▶ Lines of data:
"""
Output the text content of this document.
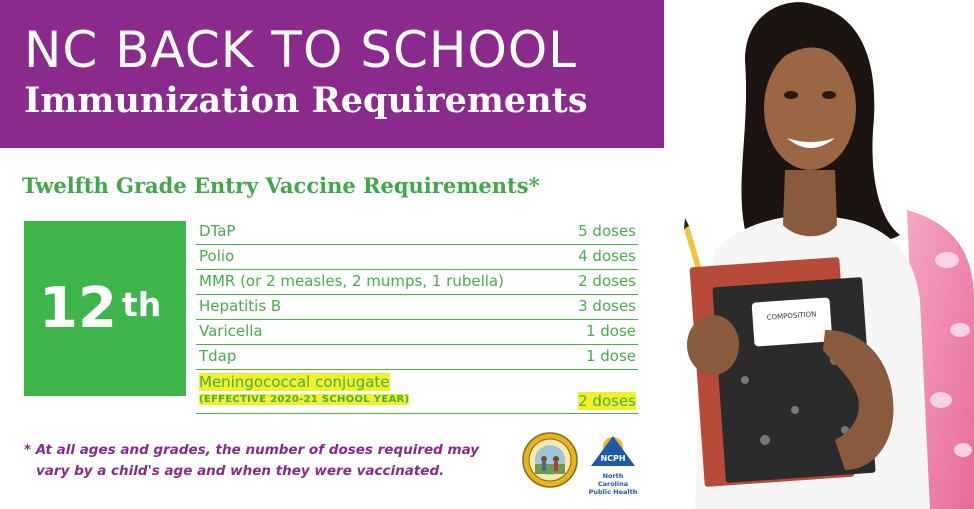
NC BACK TO SCHOOL
Immunization Requirements
Twelfth Grade Entry Vaccine Requirements*
12 th
DTaP	5 doses
Polio	4 doses
MMR (or 2 measles, 2 mumps, 1 rubella)	2 doses
Hepatitis B	3 doses
Varicella	1 dose
Tdap	1 dose
Meningococcal conjugate
(EFFECTIVE 2020-21 SCHOOL YEAR)	2 doses
* At all ages and grades, the number of doses required may
vary by a child's age and when they were vaccinated.
NCPH
North Carolina
Public Health
COMPOSITION
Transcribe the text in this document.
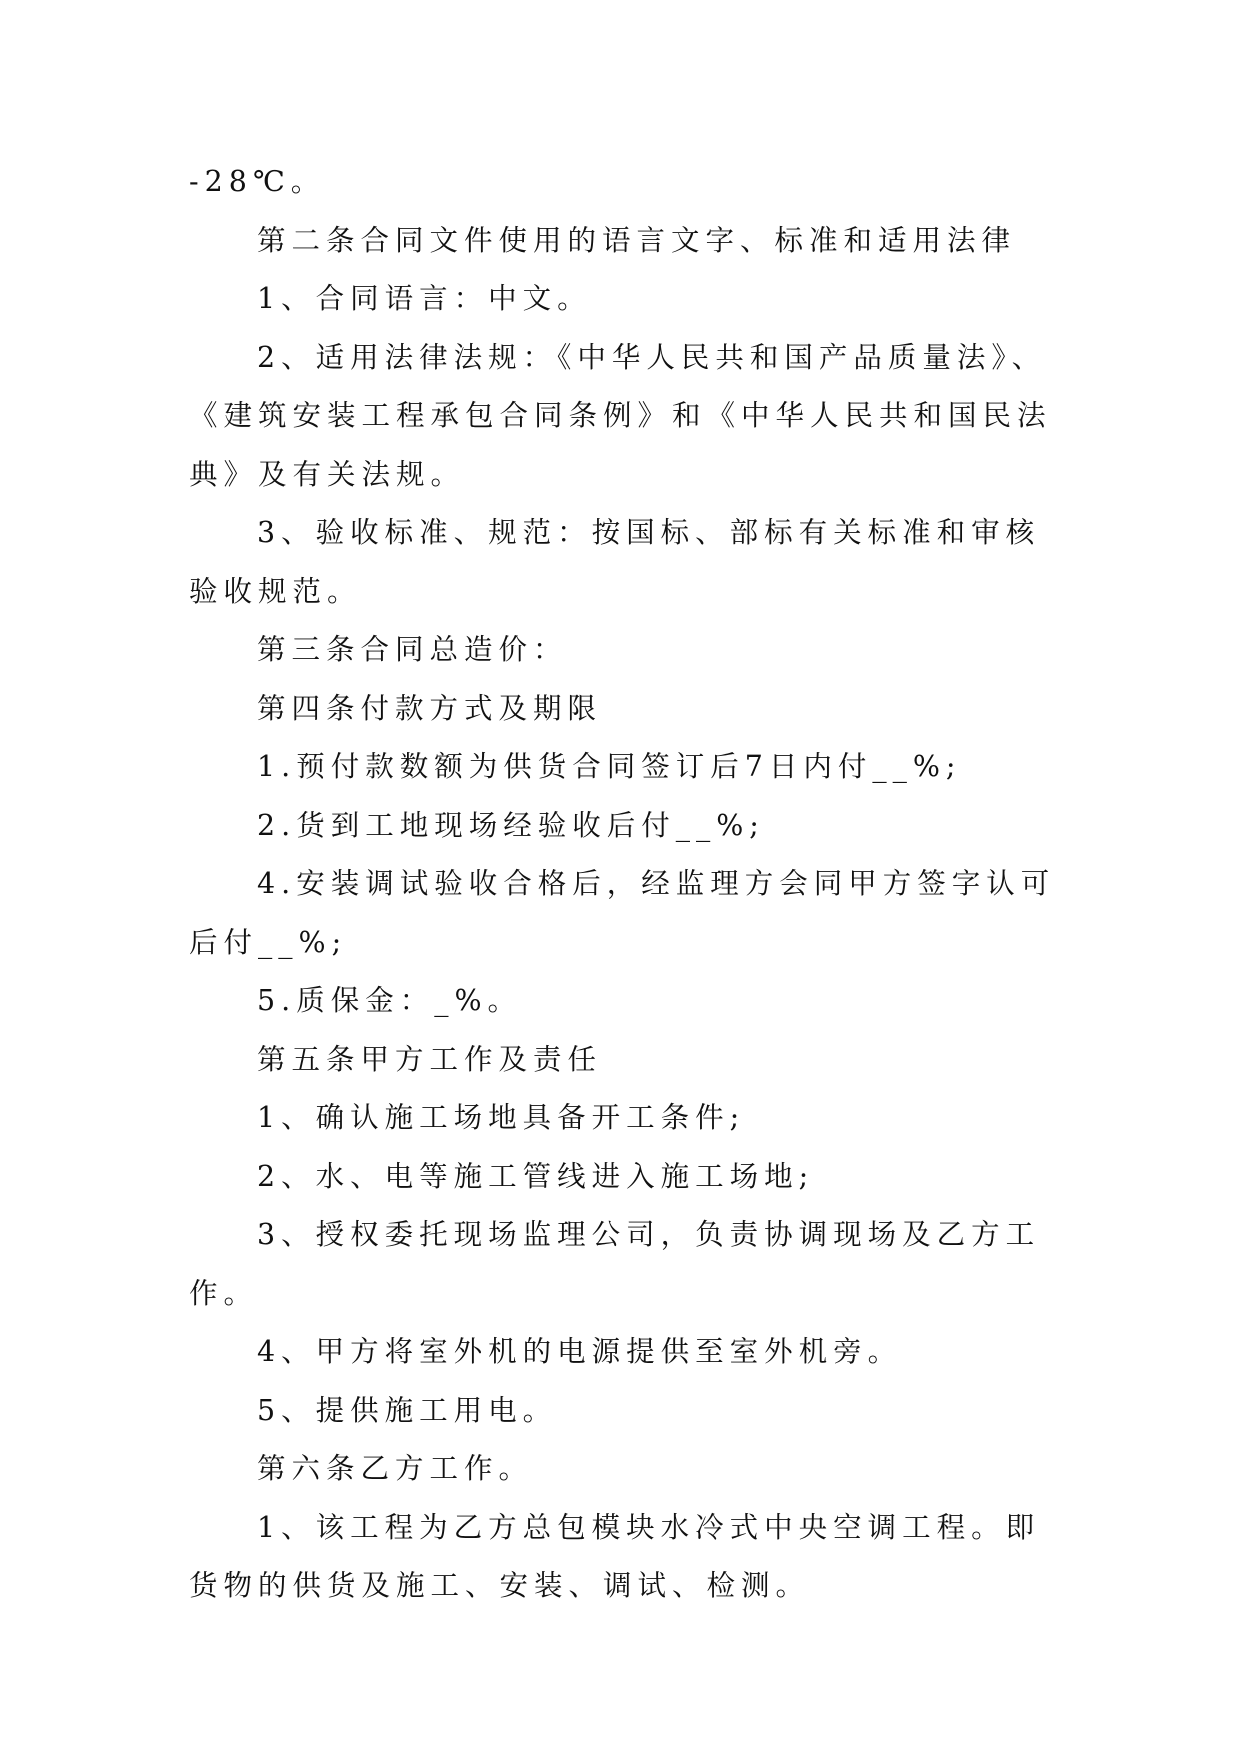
-28℃。

第二条合同文件使用的语言文字、标准和适用法律

1、合同语言：中文。

2、适用法律法规：《中华人民共和国产品质量法》、《建筑安装工程承包合同条例》和《中华人民共和国民法典》及有关法规。

3、验收标准、规范：按国标、部标有关标准和审核验收规范。

第三条合同总造价：

第四条付款方式及期限

1.预付款数额为供货合同签订后7日内付__%;

2.货到工地现场经验收后付__%;

4.安装调试验收合格后，经监理方会同甲方签字认可后付__%;

5.质保金：_%。

第五条甲方工作及责任

1、确认施工场地具备开工条件;

2、水、电等施工管线进入施工场地;

3、授权委托现场监理公司，负责协调现场及乙方工作。

4、甲方将室外机的电源提供至室外机旁。

5、提供施工用电。

第六条乙方工作。

1、该工程为乙方总包模块水冷式中央空调工程。即货物的供货及施工、安装、调试、检测。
"""
▶ The task: Write out the whole listing exactly, and drop the pictures.

▶ Completed exercise:
Output the text content of this document.
NC BACK TO SCHOOL
Immunization Requirements
Twelfth Grade Entry Vaccine Requirements*
12 th
DTaP	5 doses
Polio	4 doses
MMR (or 2 measles, 2 mumps, 1 rubella)	2 doses
Hepatitis B	3 doses
Varicella	1 dose
Tdap	1 dose
Meningococcal conjugate
(EFFECTIVE 2020-21 SCHOOL YEAR)	2 doses
* At all ages and grades, the number of doses required may
vary by a child's age and when they were vaccinated.
NCPH
North Carolina
Public Health
COMPOSITION
Transcribe the text in this document.
-28℃。

第二条合同文件使用的语言文字、标准和适用法律

1、合同语言：中文。

2、适用法律法规：《中华人民共和国产品质量法》、《建筑安装工程承包合同条例》和《中华人民共和国民法典》及有关法规。

3、验收标准、规范：按国标、部标有关标准和审核验收规范。

第三条合同总造价：

第四条付款方式及期限

1.预付款数额为供货合同签订后7日内付__%;

2.货到工地现场经验收后付__%;

4.安装调试验收合格后，经监理方会同甲方签字认可后付__%;

5.质保金：_%。

第五条甲方工作及责任

1、确认施工场地具备开工条件;

2、水、电等施工管线进入施工场地;

3、授权委托现场监理公司，负责协调现场及乙方工作。

4、甲方将室外机的电源提供至室外机旁。

5、提供施工用电。

第六条乙方工作。

1、该工程为乙方总包模块水冷式中央空调工程。即货物的供货及施工、安装、调试、检测。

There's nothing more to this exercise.